■ **What to produce**: Reproduce the listing that follows with no differences at all.
### Material for this task
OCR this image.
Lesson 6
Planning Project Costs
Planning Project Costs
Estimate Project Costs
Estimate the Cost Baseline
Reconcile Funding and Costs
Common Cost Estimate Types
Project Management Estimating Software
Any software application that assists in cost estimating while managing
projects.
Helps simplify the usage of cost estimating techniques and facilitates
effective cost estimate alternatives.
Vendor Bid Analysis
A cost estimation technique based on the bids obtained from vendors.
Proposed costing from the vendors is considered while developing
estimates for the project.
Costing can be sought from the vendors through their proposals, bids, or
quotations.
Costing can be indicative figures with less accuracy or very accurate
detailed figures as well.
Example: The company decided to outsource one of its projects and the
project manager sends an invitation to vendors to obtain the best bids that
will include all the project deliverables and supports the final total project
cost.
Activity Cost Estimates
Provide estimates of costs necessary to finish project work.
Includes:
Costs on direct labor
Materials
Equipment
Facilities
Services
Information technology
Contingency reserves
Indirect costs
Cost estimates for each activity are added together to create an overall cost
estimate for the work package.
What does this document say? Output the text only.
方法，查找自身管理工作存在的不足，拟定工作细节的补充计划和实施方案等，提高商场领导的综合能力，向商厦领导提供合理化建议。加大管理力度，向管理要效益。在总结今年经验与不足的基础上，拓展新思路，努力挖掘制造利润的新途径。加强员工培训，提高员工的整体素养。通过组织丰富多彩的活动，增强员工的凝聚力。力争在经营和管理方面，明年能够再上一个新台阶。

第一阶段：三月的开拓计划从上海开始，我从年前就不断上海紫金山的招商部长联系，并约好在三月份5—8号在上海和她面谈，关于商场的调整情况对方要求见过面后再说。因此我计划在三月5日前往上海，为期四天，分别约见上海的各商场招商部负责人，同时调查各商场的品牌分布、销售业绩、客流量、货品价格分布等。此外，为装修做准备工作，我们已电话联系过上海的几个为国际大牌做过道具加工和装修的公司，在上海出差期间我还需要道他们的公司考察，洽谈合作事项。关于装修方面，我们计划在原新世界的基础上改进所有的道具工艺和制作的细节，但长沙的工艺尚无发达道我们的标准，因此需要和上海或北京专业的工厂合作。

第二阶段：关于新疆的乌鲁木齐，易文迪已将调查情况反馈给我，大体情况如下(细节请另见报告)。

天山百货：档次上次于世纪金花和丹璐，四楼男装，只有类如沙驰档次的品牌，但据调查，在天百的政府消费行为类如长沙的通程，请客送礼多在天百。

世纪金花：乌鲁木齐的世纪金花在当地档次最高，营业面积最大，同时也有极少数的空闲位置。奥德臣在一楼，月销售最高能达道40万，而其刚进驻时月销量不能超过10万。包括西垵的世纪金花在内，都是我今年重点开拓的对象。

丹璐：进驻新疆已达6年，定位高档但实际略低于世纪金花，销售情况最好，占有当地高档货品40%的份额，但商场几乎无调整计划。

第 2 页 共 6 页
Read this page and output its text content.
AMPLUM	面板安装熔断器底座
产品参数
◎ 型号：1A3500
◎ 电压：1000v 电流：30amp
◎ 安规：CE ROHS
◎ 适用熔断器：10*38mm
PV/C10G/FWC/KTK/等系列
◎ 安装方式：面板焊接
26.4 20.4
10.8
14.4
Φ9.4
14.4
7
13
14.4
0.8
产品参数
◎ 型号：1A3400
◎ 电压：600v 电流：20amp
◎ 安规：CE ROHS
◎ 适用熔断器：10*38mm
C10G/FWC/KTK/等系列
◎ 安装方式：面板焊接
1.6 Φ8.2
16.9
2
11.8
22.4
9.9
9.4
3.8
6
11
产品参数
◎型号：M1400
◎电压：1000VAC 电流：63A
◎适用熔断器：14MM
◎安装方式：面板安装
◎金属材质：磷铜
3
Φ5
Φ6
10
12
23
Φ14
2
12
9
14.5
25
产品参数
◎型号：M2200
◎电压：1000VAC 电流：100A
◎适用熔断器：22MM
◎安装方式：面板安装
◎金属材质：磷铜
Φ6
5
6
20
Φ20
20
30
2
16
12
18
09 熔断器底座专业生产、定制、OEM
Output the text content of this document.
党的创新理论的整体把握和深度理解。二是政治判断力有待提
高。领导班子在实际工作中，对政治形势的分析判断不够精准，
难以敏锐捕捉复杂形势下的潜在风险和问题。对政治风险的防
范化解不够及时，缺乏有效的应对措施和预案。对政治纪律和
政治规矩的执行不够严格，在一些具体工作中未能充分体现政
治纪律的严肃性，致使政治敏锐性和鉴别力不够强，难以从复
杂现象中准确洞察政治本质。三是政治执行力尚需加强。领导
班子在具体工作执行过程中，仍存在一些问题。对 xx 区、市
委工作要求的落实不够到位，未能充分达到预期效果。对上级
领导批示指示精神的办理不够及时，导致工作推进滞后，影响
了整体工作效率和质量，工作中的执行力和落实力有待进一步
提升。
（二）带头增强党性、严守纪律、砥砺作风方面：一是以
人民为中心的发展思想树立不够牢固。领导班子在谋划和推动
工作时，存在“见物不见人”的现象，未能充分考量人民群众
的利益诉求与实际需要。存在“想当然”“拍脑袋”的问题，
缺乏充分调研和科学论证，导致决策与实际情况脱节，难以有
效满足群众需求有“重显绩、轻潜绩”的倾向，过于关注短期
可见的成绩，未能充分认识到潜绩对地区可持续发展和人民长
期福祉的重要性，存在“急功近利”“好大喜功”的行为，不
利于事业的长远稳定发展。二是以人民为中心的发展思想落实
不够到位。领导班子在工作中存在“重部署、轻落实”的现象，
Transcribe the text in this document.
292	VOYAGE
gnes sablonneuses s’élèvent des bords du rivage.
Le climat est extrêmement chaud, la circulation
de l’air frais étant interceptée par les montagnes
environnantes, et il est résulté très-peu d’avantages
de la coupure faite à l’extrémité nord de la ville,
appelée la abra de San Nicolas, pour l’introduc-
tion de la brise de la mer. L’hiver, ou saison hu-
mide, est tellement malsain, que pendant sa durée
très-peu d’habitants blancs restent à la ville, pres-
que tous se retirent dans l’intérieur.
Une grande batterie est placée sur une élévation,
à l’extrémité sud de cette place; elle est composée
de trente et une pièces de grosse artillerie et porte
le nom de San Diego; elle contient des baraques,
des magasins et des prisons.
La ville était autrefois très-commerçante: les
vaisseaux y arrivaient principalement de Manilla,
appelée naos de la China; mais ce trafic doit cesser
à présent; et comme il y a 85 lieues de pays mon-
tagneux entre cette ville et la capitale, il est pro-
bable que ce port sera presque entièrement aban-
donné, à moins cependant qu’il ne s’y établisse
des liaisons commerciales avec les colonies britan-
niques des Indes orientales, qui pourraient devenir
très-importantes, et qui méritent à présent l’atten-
######
■ **Answer for the task**:
OCR this image.
Lesson 6
Planning Project Costs
Planning Project Costs
Estimate Project Costs
Estimate the Cost Baseline
Reconcile Funding and Costs
Common Cost Estimate Types
Project Management Estimating Software
Any software application that assists in cost estimating while managing
projects.
Helps simplify the usage of cost estimating techniques and facilitates
effective cost estimate alternatives.
Vendor Bid Analysis
A cost estimation technique based on the bids obtained from vendors.
Proposed costing from the vendors is considered while developing
estimates for the project.
Costing can be sought from the vendors through their proposals, bids, or
quotations.
Costing can be indicative figures with less accuracy or very accurate
detailed figures as well.
Example: The company decided to outsource one of its projects and the
project manager sends an invitation to vendors to obtain the best bids that
will include all the project deliverables and supports the final total project
cost.
Activity Cost Estimates
Provide estimates of costs necessary to finish project work.
Includes:
Costs on direct labor
Materials
Equipment
Facilities
Services
Information technology
Contingency reserves
Indirect costs
Cost estimates for each activity are added together to create an overall cost
estimate for the work package.
What does this document say? Output the text only.
方法，查找自身管理工作存在的不足，拟定工作细节的补充计划和实施方案等，提高商场领导的综合能力，向商厦领导提供合理化建议。加大管理力度，向管理要效益。在总结今年经验与不足的基础上，拓展新思路，努力挖掘制造利润的新途径。加强员工培训，提高员工的整体素养。通过组织丰富多彩的活动，增强员工的凝聚力。力争在经营和管理方面，明年能够再上一个新台阶。

第一阶段：三月的开拓计划从上海开始，我从年前就不断上海紫金山的招商部长联系，并约好在三月份5—8号在上海和她面谈，关于商场的调整情况对方要求见过面后再说。因此我计划在三月5日前往上海，为期四天，分别约见上海的各商场招商部负责人，同时调查各商场的品牌分布、销售业绩、客流量、货品价格分布等。此外，为装修做准备工作，我们已电话联系过上海的几个为国际大牌做过道具加工和装修的公司，在上海出差期间我还需要道他们的公司考察，洽谈合作事项。关于装修方面，我们计划在原新世界的基础上改进所有的道具工艺和制作的细节，但长沙的工艺尚无发达道我们的标准，因此需要和上海或北京专业的工厂合作。

第二阶段：关于新疆的乌鲁木齐，易文迪已将调查情况反馈给我，大体情况如下(细节请另见报告)。

天山百货：档次上次于世纪金花和丹璐，四楼男装，只有类如沙驰档次的品牌，但据调查，在天百的政府消费行为类如长沙的通程，请客送礼多在天百。

世纪金花：乌鲁木齐的世纪金花在当地档次最高，营业面积最大，同时也有极少数的空闲位置。奥德臣在一楼，月销售最高能达道40万，而其刚进驻时月销量不能超过10万。包括西垵的世纪金花在内，都是我今年重点开拓的对象。

丹璐：进驻新疆已达6年，定位高档但实际略低于世纪金花，销售情况最好，占有当地高档货品40%的份额，但商场几乎无调整计划。

第 2 页 共 6 页
Read this page and output its text content.
AMPLUM	面板安装熔断器底座
产品参数
◎ 型号：1A3500
◎ 电压：1000v 电流：30amp
◎ 安规：CE ROHS
◎ 适用熔断器：10*38mm
PV/C10G/FWC/KTK/等系列
◎ 安装方式：面板焊接
26.4 20.4
10.8
14.4
Φ9.4
14.4
7
13
14.4
0.8
产品参数
◎ 型号：1A3400
◎ 电压：600v 电流：20amp
◎ 安规：CE ROHS
◎ 适用熔断器：10*38mm
C10G/FWC/KTK/等系列
◎ 安装方式：面板焊接
1.6 Φ8.2
16.9
2
11.8
22.4
9.9
9.4
3.8
6
11
产品参数
◎型号：M1400
◎电压：1000VAC 电流：63A
◎适用熔断器：14MM
◎安装方式：面板安装
◎金属材质：磷铜
3
Φ5
Φ6
10
12
23
Φ14
2
12
9
14.5
25
产品参数
◎型号：M2200
◎电压：1000VAC 电流：100A
◎适用熔断器：22MM
◎安装方式：面板安装
◎金属材质：磷铜
Φ6
5
6
20
Φ20
20
30
2
16
12
18
09 熔断器底座专业生产、定制、OEM
Output the text content of this document.
党的创新理论的整体把握和深度理解。二是政治判断力有待提
高。领导班子在实际工作中，对政治形势的分析判断不够精准，
难以敏锐捕捉复杂形势下的潜在风险和问题。对政治风险的防
范化解不够及时，缺乏有效的应对措施和预案。对政治纪律和
政治规矩的执行不够严格，在一些具体工作中未能充分体现政
治纪律的严肃性，致使政治敏锐性和鉴别力不够强，难以从复
杂现象中准确洞察政治本质。三是政治执行力尚需加强。领导
班子在具体工作执行过程中，仍存在一些问题。对 xx 区、市
委工作要求的落实不够到位，未能充分达到预期效果。对上级
领导批示指示精神的办理不够及时，导致工作推进滞后，影响
了整体工作效率和质量，工作中的执行力和落实力有待进一步
提升。
（二）带头增强党性、严守纪律、砥砺作风方面：一是以
人民为中心的发展思想树立不够牢固。领导班子在谋划和推动
工作时，存在“见物不见人”的现象，未能充分考量人民群众
的利益诉求与实际需要。存在“想当然”“拍脑袋”的问题，
缺乏充分调研和科学论证，导致决策与实际情况脱节，难以有
效满足群众需求有“重显绩、轻潜绩”的倾向，过于关注短期
可见的成绩，未能充分认识到潜绩对地区可持续发展和人民长
期福祉的重要性，存在“急功近利”“好大喜功”的行为，不
利于事业的长远稳定发展。二是以人民为中心的发展思想落实
不够到位。领导班子在工作中存在“重部署、轻落实”的现象，
Transcribe the text in this document.
292	VOYAGE
gnes sablonneuses s’élèvent des bords du rivage.
Le climat est extrêmement chaud, la circulation
de l’air frais étant interceptée par les montagnes
environnantes, et il est résulté très-peu d’avantages
de la coupure faite à l’extrémité nord de la ville,
appelée la abra de San Nicolas, pour l’introduc-
tion de la brise de la mer. L’hiver, ou saison hu-
mide, est tellement malsain, que pendant sa durée
très-peu d’habitants blancs restent à la ville, pres-
que tous se retirent dans l’intérieur.
Une grande batterie est placée sur une élévation,
à l’extrémité sud de cette place; elle est composée
de trente et une pièces de grosse artillerie et porte
le nom de San Diego; elle contient des baraques,
des magasins et des prisons.
La ville était autrefois très-commerçante: les
vaisseaux y arrivaient principalement de Manilla,
appelée naos de la China; mais ce trafic doit cesser
à présent; et comme il y a 85 lieues de pays mon-
tagneux entre cette ville et la capitale, il est pro-
bable que ce port sera presque entièrement aban-
donné, à moins cependant qu’il ne s’y établisse
des liaisons commerciales avec les colonies britan-
niques des Indes orientales, qui pourraient devenir
très-importantes, et qui méritent à présent l’atten-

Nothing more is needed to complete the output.